* _Text block_
Re: Improving/optimizing planInputPartitionsfunction for SparkBtachScan.class

Posted by Jack Ye <ye...@gmail.com>.
I was touching this part of the code of isLocalityEnabled recently. I think
instead of a table property, this is really a file system property that
requires the initialization of a Hadoop file system, so it might be better
to determine the default behavior based on some config value in the Hadoop
configuration, add a config key in
https://github.com/apache/iceberg/blob/master/core/src/main/java/org/apache/iceberg/hadoop/ConfigProperties.java,
and define the default boolean value in core-site or hdfs-site. Any
thoughts on this?

-Jack Ye


On Mon, Jun 21, 2021 at 10:21 AM Ryan Blue <bl...@apache.org> wrote:

> Vivek,
>
> I think you have a few good ideas here. I think it makes sense to
> parallelize the calls to get block locations. And it is also a gap that
> there isn’t a way to turn off locality when reading from a table in HDFS
> through SparkSQL.
>
> I’m not sure that a table property makes sense, since this is so specific
> to Spark and the underlying storage, but I wouldn’t mind adding
> read.spark.locality.enabled for this if other people think it would help.
> We just want to be clear that this only configures Spark since the
> trade-off would be different for other engines.
>
> I also think that this is an area where our SQL extensions could help.
> I’ve been considering adding a way to process hints that adds read options.

* _Problems_
(A) In the thread on Spark read locality, which files does Jack Ye suggest for defining the default boolean value?
(B) Extend the thread on Spark read locality, starting right after its final sentence.

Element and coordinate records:
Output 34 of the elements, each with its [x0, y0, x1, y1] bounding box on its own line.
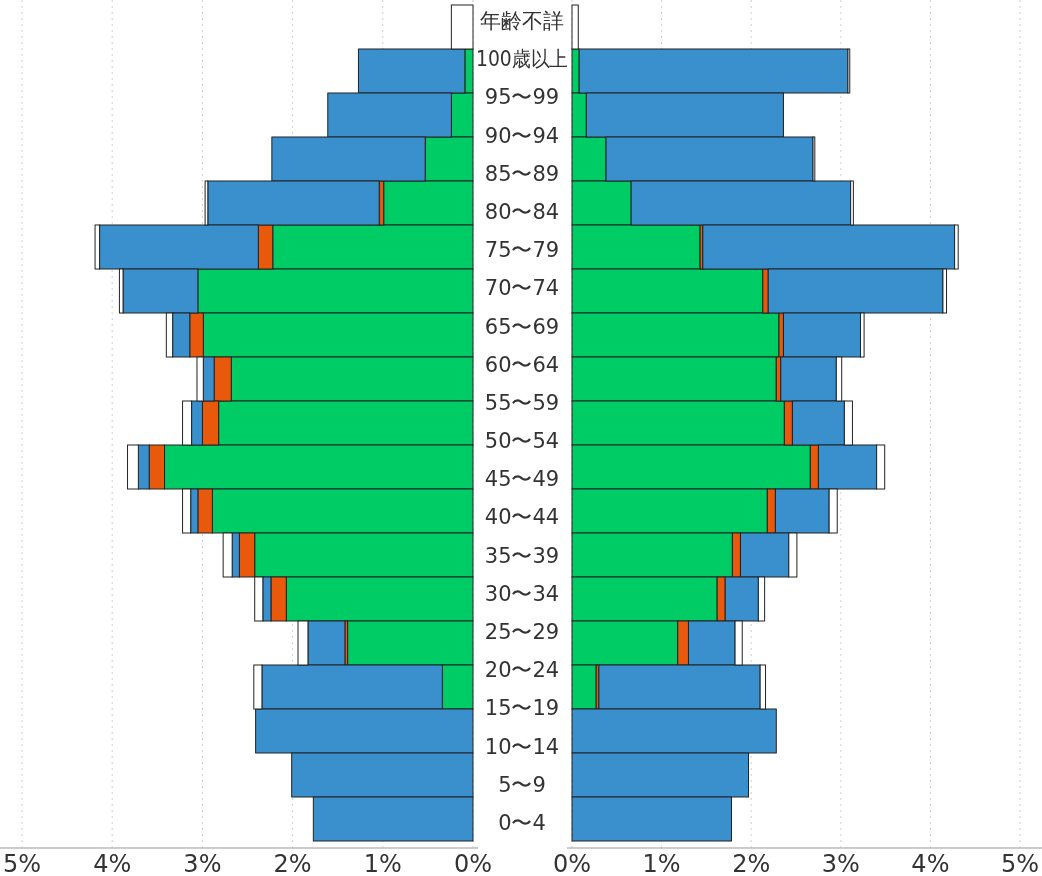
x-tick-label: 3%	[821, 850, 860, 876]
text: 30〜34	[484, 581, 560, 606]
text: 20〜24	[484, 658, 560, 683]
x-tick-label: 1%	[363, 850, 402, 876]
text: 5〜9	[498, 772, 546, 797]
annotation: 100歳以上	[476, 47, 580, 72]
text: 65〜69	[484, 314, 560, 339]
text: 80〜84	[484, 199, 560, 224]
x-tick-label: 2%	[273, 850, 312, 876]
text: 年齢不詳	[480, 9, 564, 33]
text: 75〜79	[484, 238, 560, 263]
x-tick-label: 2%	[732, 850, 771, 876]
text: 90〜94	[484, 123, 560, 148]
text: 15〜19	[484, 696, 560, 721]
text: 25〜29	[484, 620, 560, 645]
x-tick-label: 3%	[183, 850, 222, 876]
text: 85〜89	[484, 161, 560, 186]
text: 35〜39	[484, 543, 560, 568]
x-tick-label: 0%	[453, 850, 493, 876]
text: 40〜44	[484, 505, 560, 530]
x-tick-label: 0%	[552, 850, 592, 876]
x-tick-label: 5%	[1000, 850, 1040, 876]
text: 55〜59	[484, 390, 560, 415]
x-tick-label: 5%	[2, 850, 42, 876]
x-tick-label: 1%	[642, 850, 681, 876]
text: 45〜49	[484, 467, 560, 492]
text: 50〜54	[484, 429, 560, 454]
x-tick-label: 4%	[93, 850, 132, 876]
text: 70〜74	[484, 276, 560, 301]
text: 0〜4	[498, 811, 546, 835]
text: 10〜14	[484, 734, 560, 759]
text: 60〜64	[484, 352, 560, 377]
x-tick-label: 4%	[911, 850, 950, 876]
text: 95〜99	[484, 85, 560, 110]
---
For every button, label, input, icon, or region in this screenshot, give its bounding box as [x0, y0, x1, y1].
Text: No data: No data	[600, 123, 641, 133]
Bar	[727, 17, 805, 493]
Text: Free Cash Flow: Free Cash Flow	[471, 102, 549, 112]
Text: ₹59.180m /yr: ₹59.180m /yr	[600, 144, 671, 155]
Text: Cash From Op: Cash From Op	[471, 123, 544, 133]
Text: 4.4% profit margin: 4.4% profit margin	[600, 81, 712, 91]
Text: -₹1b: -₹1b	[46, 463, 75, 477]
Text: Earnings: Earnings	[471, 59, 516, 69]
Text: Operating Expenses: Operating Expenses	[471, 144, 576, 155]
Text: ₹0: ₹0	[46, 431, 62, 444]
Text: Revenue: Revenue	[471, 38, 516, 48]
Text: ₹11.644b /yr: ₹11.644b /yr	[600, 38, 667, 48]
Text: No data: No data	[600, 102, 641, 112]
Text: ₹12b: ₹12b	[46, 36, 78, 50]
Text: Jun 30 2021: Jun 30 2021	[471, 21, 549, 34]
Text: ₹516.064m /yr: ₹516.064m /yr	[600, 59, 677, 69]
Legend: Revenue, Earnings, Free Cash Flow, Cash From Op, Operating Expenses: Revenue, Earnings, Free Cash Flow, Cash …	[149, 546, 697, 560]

* _Answers to the exercise_
(A) core-site or hdfs-site

(B)
> That way you could actually set the locality option, like this:
>
> SELECT /*+ OPTION("locality", false) */ * FROM t;
>
> I think that would be a good extension since there’s definitely a gap in
> Spark between what you can do with the DataFrameReader/options and SQL.
>
> Ryan
>
> On Mon, Jun 21, 2021 at 9:46 AM vivek B <vi...@gmail.com>
> wrote:
>
>> Hey,
>> If my understanding is correct. The planInputPatition function in
>> SparkBatchScan
>> Creates tasks to read data.
>> Each task contains files whose block locations we will fetch in ReadTask
>> Constructor provided, *localityPrefered *is true.
>>
>>
>> https://github.com/apache/iceberg/blob/765ec12476e1c25fa270660b56f1ea063910831d/spark3/src/main/java/org/apache/iceberg/spark/source/SparkBatchScan.java#L274
>>
>> if (localityPreferred) {
>>     Table table = tableBroadcast.value();
>>     this.preferredLocations = Util.blockLocations(table.io(), task);
>> } else {
>>     this.preferredLocations = HadoopInputFile.NO_LOCATION_PREFERENCE;
>> }
>>
>>
>> If there are 900 tasks created and each task has 100 files then we will
>> make 90000  fs.getFileBlockLocations  RPC call.
>> If each RPC call takes  1ms then a total of 90000 * 0.001 =  90 sec of
>> time  becomes part  planning time.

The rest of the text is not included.